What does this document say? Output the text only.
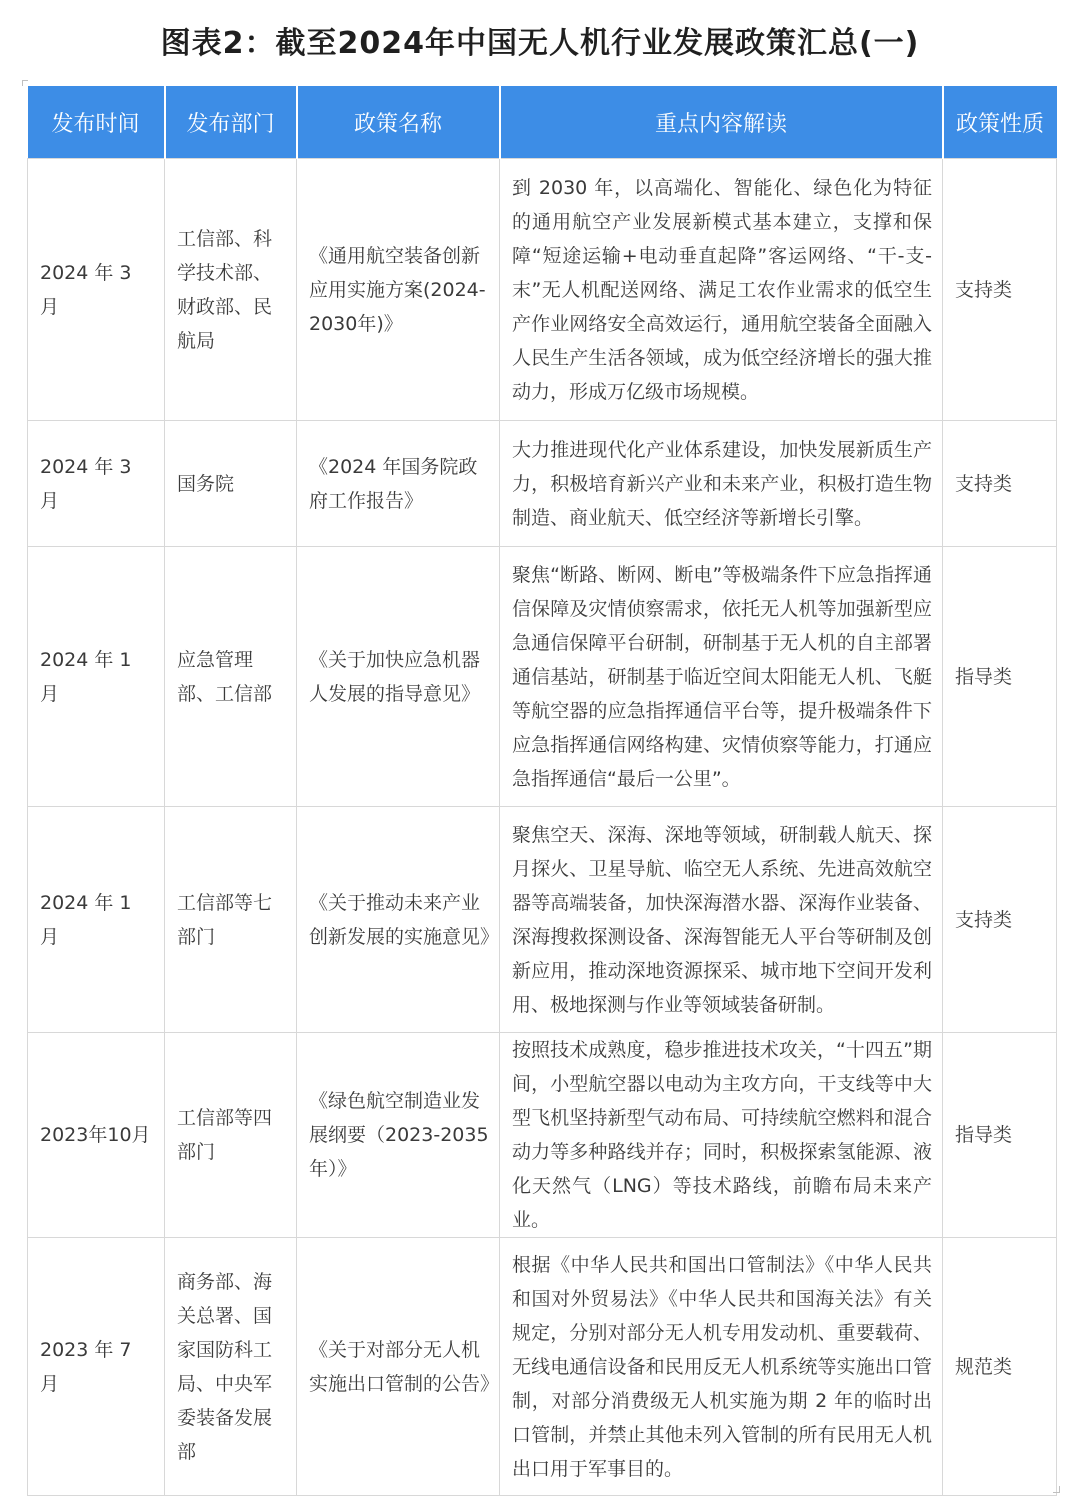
图表2：截至2024年中国无人机行业发展政策汇总(一)
发布时间	发布部门	政策名称	重点内容解读	政策性质
2024 年 3 月	工信部、科学技术部、财政部、民航局	《通用航空装备创新应用实施方案(2024-2030年)》	到 2030 年，以高端化、智能化、绿色化为特征的通用航空产业发展新模式基本建立，支撑和保障“短途运输+电动垂直起降”客运网络、“干-支-末”无人机配送网络、满足工农作业需求的低空生产作业网络安全高效运行，通用航空装备全面融入人民生产生活各领域，成为低空经济增长的强大推动力，形成万亿级市场规模。	支持类
2024 年 3 月	国务院	《2024 年国务院政府工作报告》	大力推进现代化产业体系建设，加快发展新质生产力，积极培育新兴产业和未来产业，积极打造生物制造、商业航天、低空经济等新增长引擎。	支持类
2024 年 1 月	应急管理部、工信部	《关于加快应急机器人发展的指导意见》	聚焦“断路、断网、断电”等极端条件下应急指挥通信保障及灾情侦察需求，依托无人机等加强新型应急通信保障平台研制，研制基于无人机的自主部署通信基站，研制基于临近空间太阳能无人机、飞艇等航空器的应急指挥通信平台等，提升极端条件下应急指挥通信网络构建、灾情侦察等能力，打通应急指挥通信“最后一公里”。	指导类
2024 年 1 月	工信部等七部门	《关于推动未来产业创新发展的实施意见》	聚焦空天、深海、深地等领域，研制载人航天、探月探火、卫星导航、临空无人系统、先进高效航空器等高端装备，加快深海潜水器、深海作业装备、深海搜救探测设备、深海智能无人平台等研制及创新应用，推动深地资源探采、城市地下空间开发利用、极地探测与作业等领域装备研制。	支持类
2023年10月	工信部等四部门	《绿色航空制造业发展纲要（2023-2035年）》	按照技术成熟度，稳步推进技术攻关，“十四五”期间，小型航空器以电动为主攻方向，干支线等中大型飞机坚持新型气动布局、可持续航空燃料和混合动力等多种路线并存；同时，积极探索氢能源、液化天然气（LNG）等技术路线，前瞻布局未来产业。	指导类
2023 年 7 月	商务部、海关总署、国家国防科工局、中央军委装备发展部	《关于对部分无人机实施出口管制的公告》	根据《中华人民共和国出口管制法》《中华人民共和国对外贸易法》《中华人民共和国海关法》有关规定，分别对部分无人机专用发动机、重要载荷、无线电通信设备和民用反无人机系统等实施出口管制，对部分消费级无人机实施为期 2 年的临时出口管制，并禁止其他未列入管制的所有民用无人机出口用于军事目的。	规范类
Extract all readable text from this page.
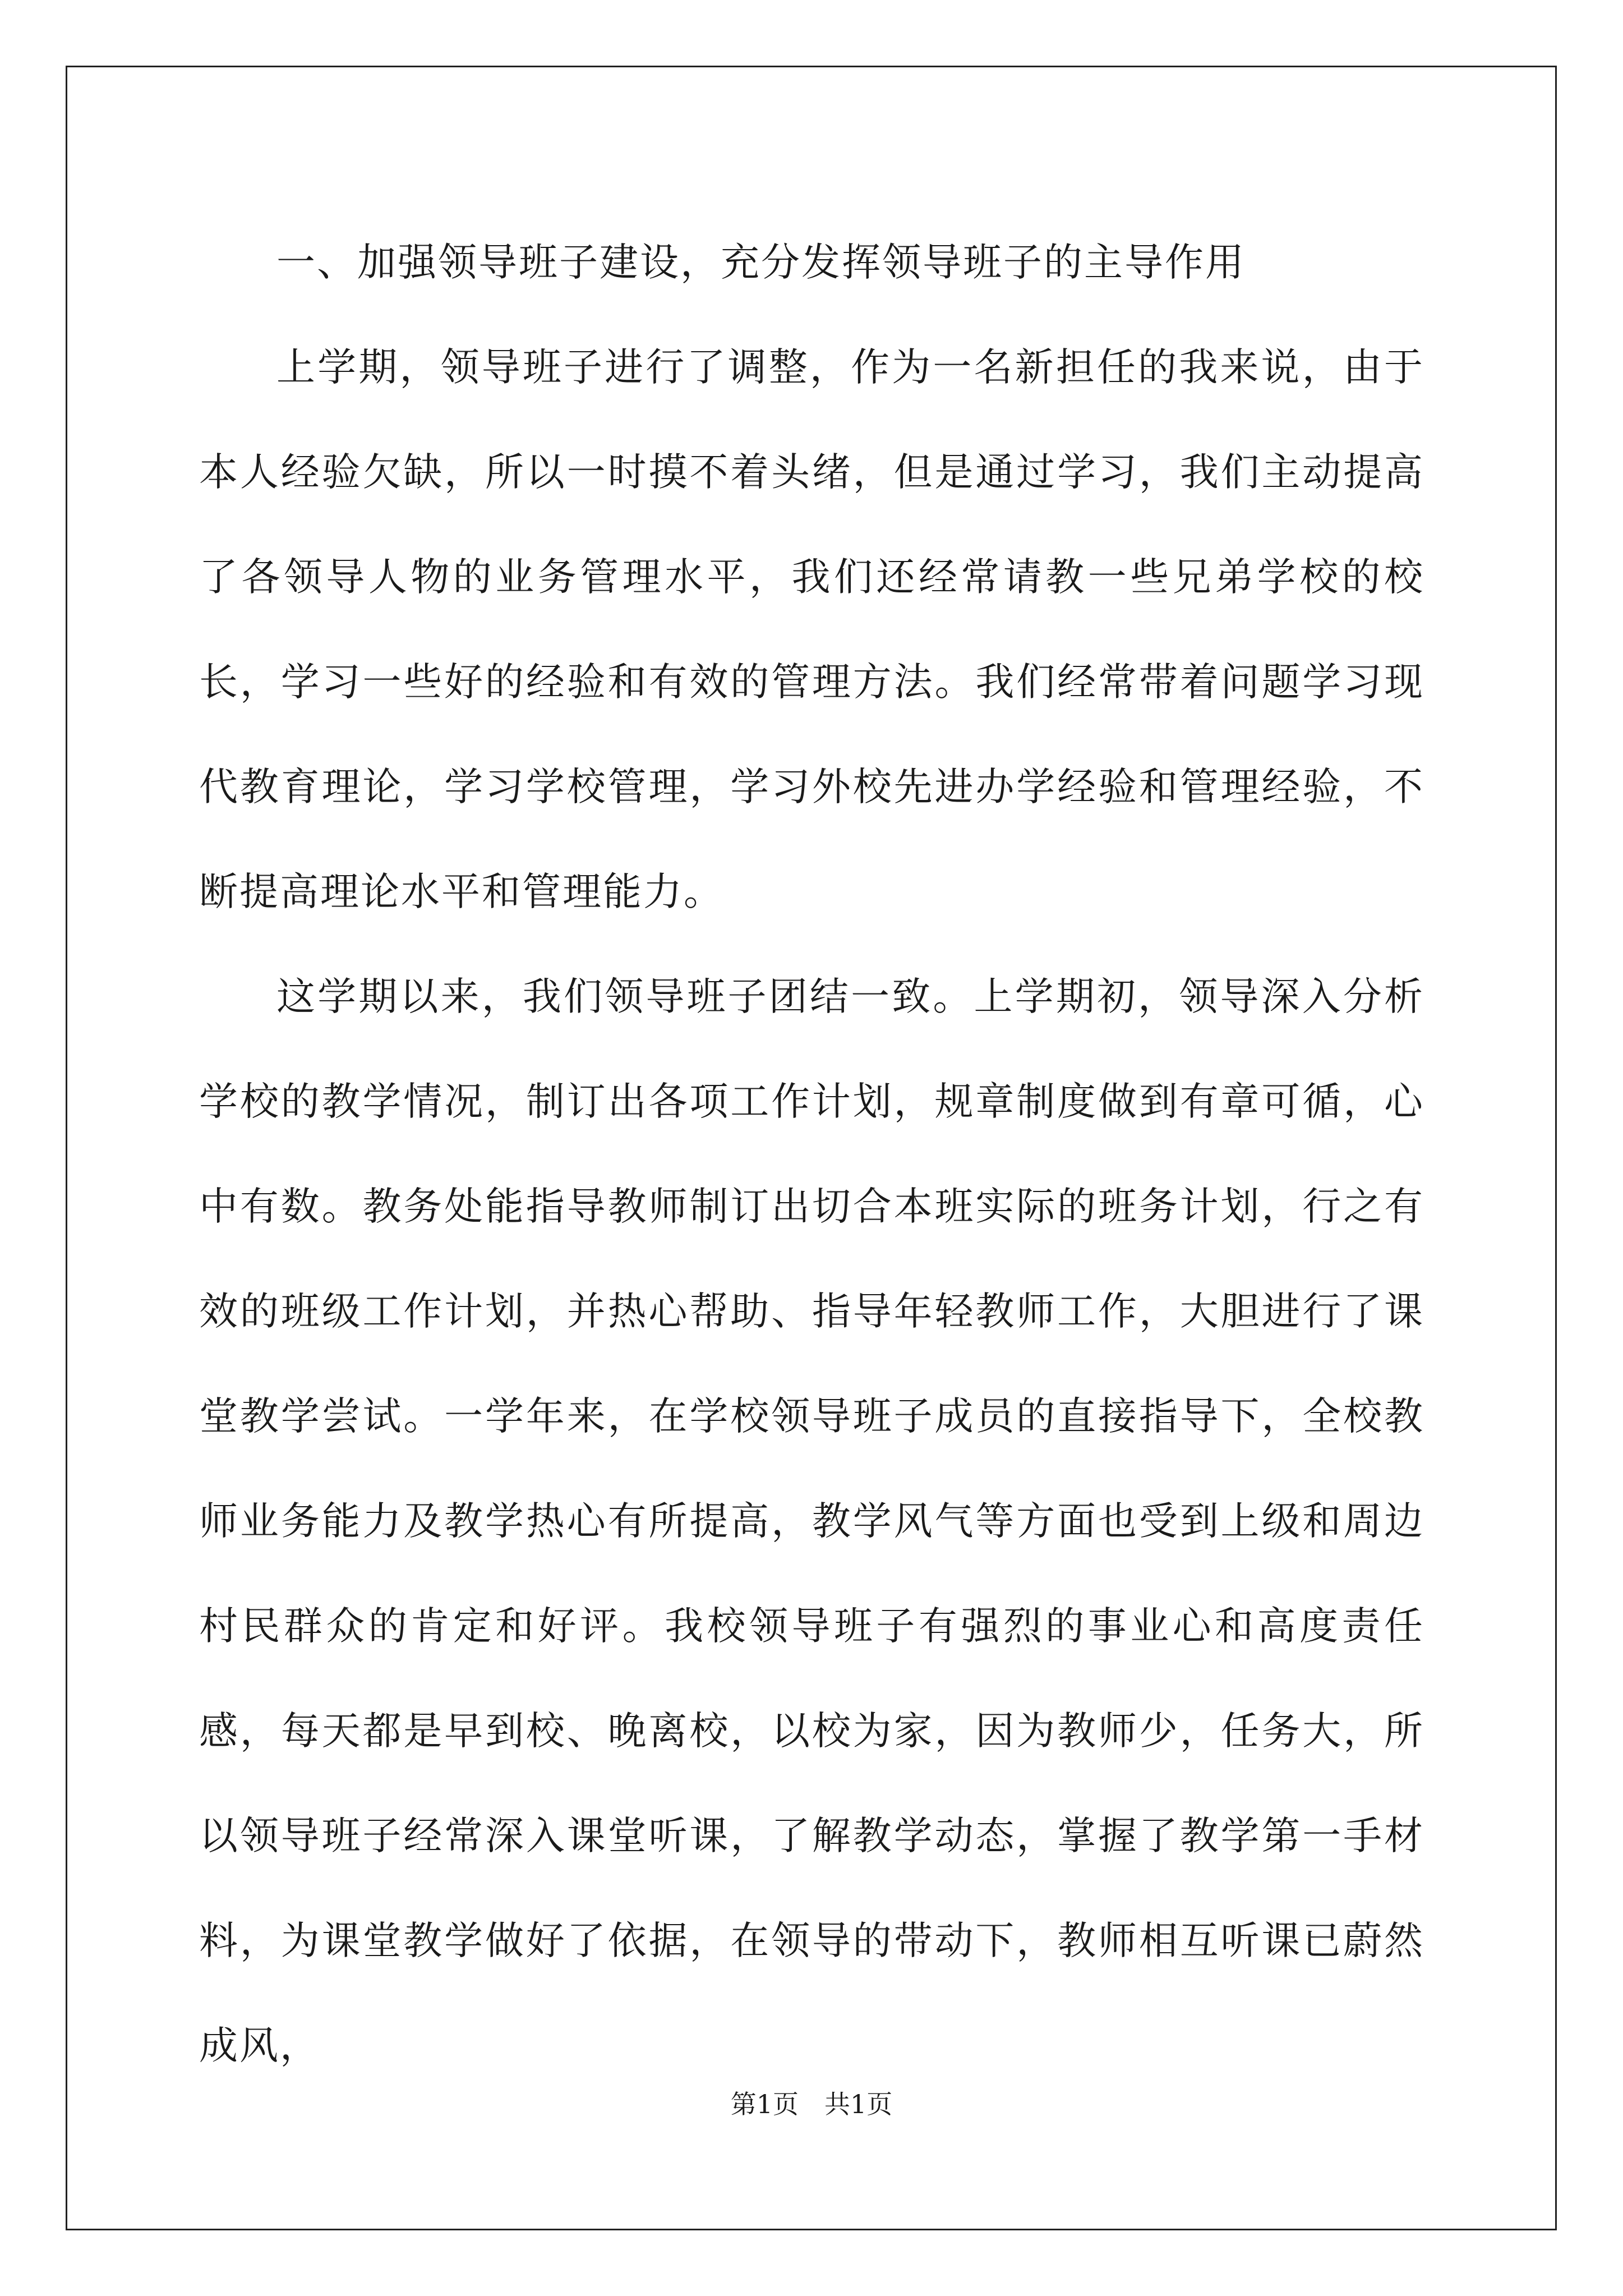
一、加强领导班子建设，充分发挥领导班子的主导作用

上学期，领导班子进行了调整，作为一名新担任的我来说，由于本人经验欠缺，所以一时摸不着头绪，但是通过学习，我们主动提高了各领导人物的业务管理水平，我们还经常请教一些兄弟学校的校长，学习一些好的经验和有效的管理方法。我们经常带着问题学习现代教育理论，学习学校管理，学习外校先进办学经验和管理经验，不断提高理论水平和管理能力。

这学期以来，我们领导班子团结一致。上学期初，领导深入分析学校的教学情况，制订出各项工作计划，规章制度做到有章可循，心中有数。教务处能指导教师制订出切合本班实际的班务计划，行之有效的班级工作计划，并热心帮助、指导年轻教师工作，大胆进行了课堂教学尝试。一学年来，在学校领导班子成员的直接指导下，全校教师业务能力及教学热心有所提高，教学风气等方面也受到上级和周边村民群众的肯定和好评。我校领导班子有强烈的事业心和高度责任感，每天都是早到校、晚离校，以校为家，因为教师少，任务大，所以领导班子经常深入课堂听课，了解教学动态，掌握了教学第一手材料，为课堂教学做好了依据，在领导的带动下，教师相互听课已蔚然成风，

第1页 共1页
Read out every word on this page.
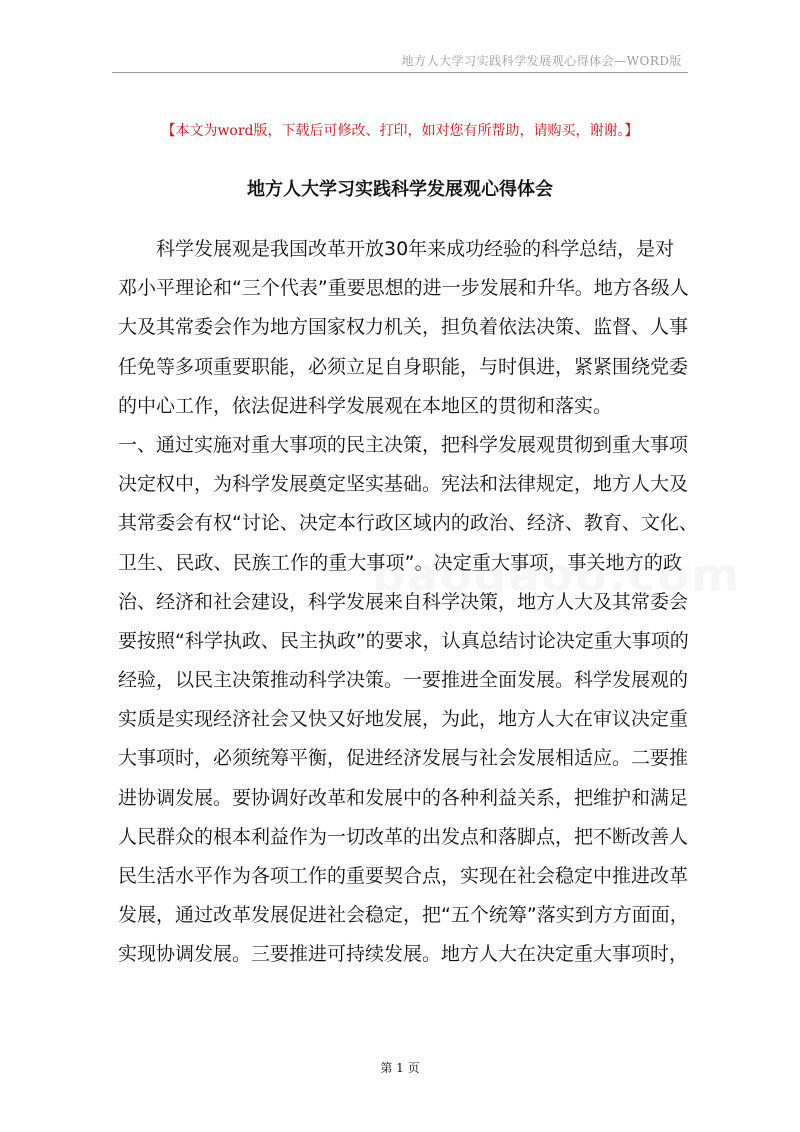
地方人大学习实践科学发展观心得体会—WORD版
【本文为word版，下载后可修改、打印，如对您有所帮助，请购买，谢谢。】
地方人大学习实践科学发展观心得体会
　　科学发展观是我国改革开放30年来成功经验的科学总结，是对
邓小平理论和“三个代表”重要思想的进一步发展和升华。地方各级人
大及其常委会作为地方国家权力机关，担负着依法决策、监督、人事
任免等多项重要职能，必须立足自身职能，与时俱进，紧紧围绕党委
的中心工作，依法促进科学发展观在本地区的贯彻和落实。
一、通过实施对重大事项的民主决策，把科学发展观贯彻到重大事项
决定权中，为科学发展奠定坚实基础。宪法和法律规定，地方人大及
其常委会有权“讨论、决定本行政区域内的政治、经济、教育、文化、
卫生、民政、民族工作的重大事项”。决定重大事项，事关地方的政
治、经济和社会建设，科学发展来自科学决策，地方人大及其常委会
要按照“科学执政、民主执政”的要求，认真总结讨论决定重大事项的
经验，以民主决策推动科学决策。一要推进全面发展。科学发展观的
实质是实现经济社会又快又好地发展，为此，地方人大在审议决定重
大事项时，必须统筹平衡，促进经济发展与社会发展相适应。二要推
进协调发展。要协调好改革和发展中的各种利益关系，把维护和满足
人民群众的根本利益作为一切改革的出发点和落脚点，把不断改善人
民生活水平作为各项工作的重要契合点，实现在社会稳定中推进改革
发展，通过改革发展促进社会稳定，把“五个统筹”落实到方方面面，
实现协调发展。三要推进可持续发展。地方人大在决定重大事项时，
第 1 页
........
REQUIREMENT
Without the pictures, restate all of the entries above verbatim.

WORKED SOLUTION
What does this document say? Output the text only.
图表2：截至2024年中国无人机行业发展政策汇总(一)
发布时间	发布部门	政策名称	重点内容解读	政策性质
2024 年 3 月	工信部、科学技术部、财政部、民航局	《通用航空装备创新应用实施方案(2024-2030年)》	到 2030 年，以高端化、智能化、绿色化为特征的通用航空产业发展新模式基本建立，支撑和保障“短途运输+电动垂直起降”客运网络、“干-支-末”无人机配送网络、满足工农作业需求的低空生产作业网络安全高效运行，通用航空装备全面融入人民生产生活各领域，成为低空经济增长的强大推动力，形成万亿级市场规模。	支持类
2024 年 3 月	国务院	《2024 年国务院政府工作报告》	大力推进现代化产业体系建设，加快发展新质生产力，积极培育新兴产业和未来产业，积极打造生物制造、商业航天、低空经济等新增长引擎。	支持类
2024 年 1 月	应急管理部、工信部	《关于加快应急机器人发展的指导意见》	聚焦“断路、断网、断电”等极端条件下应急指挥通信保障及灾情侦察需求，依托无人机等加强新型应急通信保障平台研制，研制基于无人机的自主部署通信基站，研制基于临近空间太阳能无人机、飞艇等航空器的应急指挥通信平台等，提升极端条件下应急指挥通信网络构建、灾情侦察等能力，打通应急指挥通信“最后一公里”。	指导类
2024 年 1 月	工信部等七部门	《关于推动未来产业创新发展的实施意见》	聚焦空天、深海、深地等领域，研制载人航天、探月探火、卫星导航、临空无人系统、先进高效航空器等高端装备，加快深海潜水器、深海作业装备、深海搜救探测设备、深海智能无人平台等研制及创新应用，推动深地资源探采、城市地下空间开发利用、极地探测与作业等领域装备研制。	支持类
2023年10月	工信部等四部门	《绿色航空制造业发展纲要（2023-2035年）》	按照技术成熟度，稳步推进技术攻关，“十四五”期间，小型航空器以电动为主攻方向，干支线等中大型飞机坚持新型气动布局、可持续航空燃料和混合动力等多种路线并存；同时，积极探索氢能源、液化天然气（LNG）等技术路线，前瞻布局未来产业。	指导类
2023 年 7 月	商务部、海关总署、国家国防科工局、中央军委装备发展部	《关于对部分无人机实施出口管制的公告》	根据《中华人民共和国出口管制法》《中华人民共和国对外贸易法》《中华人民共和国海关法》有关规定，分别对部分无人机专用发动机、重要载荷、无线电通信设备和民用反无人机系统等实施出口管制，对部分消费级无人机实施为期 2 年的临时出口管制，并禁止其他未列入管制的所有民用无人机出口用于军事目的。	规范类
Extract all readable text from this page.
一、加强领导班子建设，充分发挥领导班子的主导作用

上学期，领导班子进行了调整，作为一名新担任的我来说，由于本人经验欠缺，所以一时摸不着头绪，但是通过学习，我们主动提高了各领导人物的业务管理水平，我们还经常请教一些兄弟学校的校长，学习一些好的经验和有效的管理方法。我们经常带着问题学习现代教育理论，学习学校管理，学习外校先进办学经验和管理经验，不断提高理论水平和管理能力。

这学期以来，我们领导班子团结一致。上学期初，领导深入分析学校的教学情况，制订出各项工作计划，规章制度做到有章可循，心中有数。教务处能指导教师制订出切合本班实际的班务计划，行之有效的班级工作计划，并热心帮助、指导年轻教师工作，大胆进行了课堂教学尝试。一学年来，在学校领导班子成员的直接指导下，全校教师业务能力及教学热心有所提高，教学风气等方面也受到上级和周边村民群众的肯定和好评。我校领导班子有强烈的事业心和高度责任感，每天都是早到校、晚离校，以校为家，因为教师少，任务大，所以领导班子经常深入课堂听课，了解教学动态，掌握了教学第一手材料，为课堂教学做好了依据，在领导的带动下，教师相互听课已蔚然成风，

第1页 共1页
Read out every word on this page.
地方人大学习实践科学发展观心得体会—WORD版
【本文为word版，下载后可修改、打印，如对您有所帮助，请购买，谢谢。】
地方人大学习实践科学发展观心得体会
　　科学发展观是我国改革开放30年来成功经验的科学总结，是对
邓小平理论和“三个代表”重要思想的进一步发展和升华。地方各级人
大及其常委会作为地方国家权力机关，担负着依法决策、监督、人事
任免等多项重要职能，必须立足自身职能，与时俱进，紧紧围绕党委
的中心工作，依法促进科学发展观在本地区的贯彻和落实。
一、通过实施对重大事项的民主决策，把科学发展观贯彻到重大事项
决定权中，为科学发展奠定坚实基础。宪法和法律规定，地方人大及
其常委会有权“讨论、决定本行政区域内的政治、经济、教育、文化、
卫生、民政、民族工作的重大事项”。决定重大事项，事关地方的政
治、经济和社会建设，科学发展来自科学决策，地方人大及其常委会
要按照“科学执政、民主执政”的要求，认真总结讨论决定重大事项的
经验，以民主决策推动科学决策。一要推进全面发展。科学发展观的
实质是实现经济社会又快又好地发展，为此，地方人大在审议决定重
大事项时，必须统筹平衡，促进经济发展与社会发展相适应。二要推
进协调发展。要协调好改革和发展中的各种利益关系，把维护和满足
人民群众的根本利益作为一切改革的出发点和落脚点，把不断改善人
民生活水平作为各项工作的重要契合点，实现在社会稳定中推进改革
发展，通过改革发展促进社会稳定，把“五个统筹”落实到方方面面，
实现协调发展。三要推进可持续发展。地方人大在决定重大事项时，
第 1 页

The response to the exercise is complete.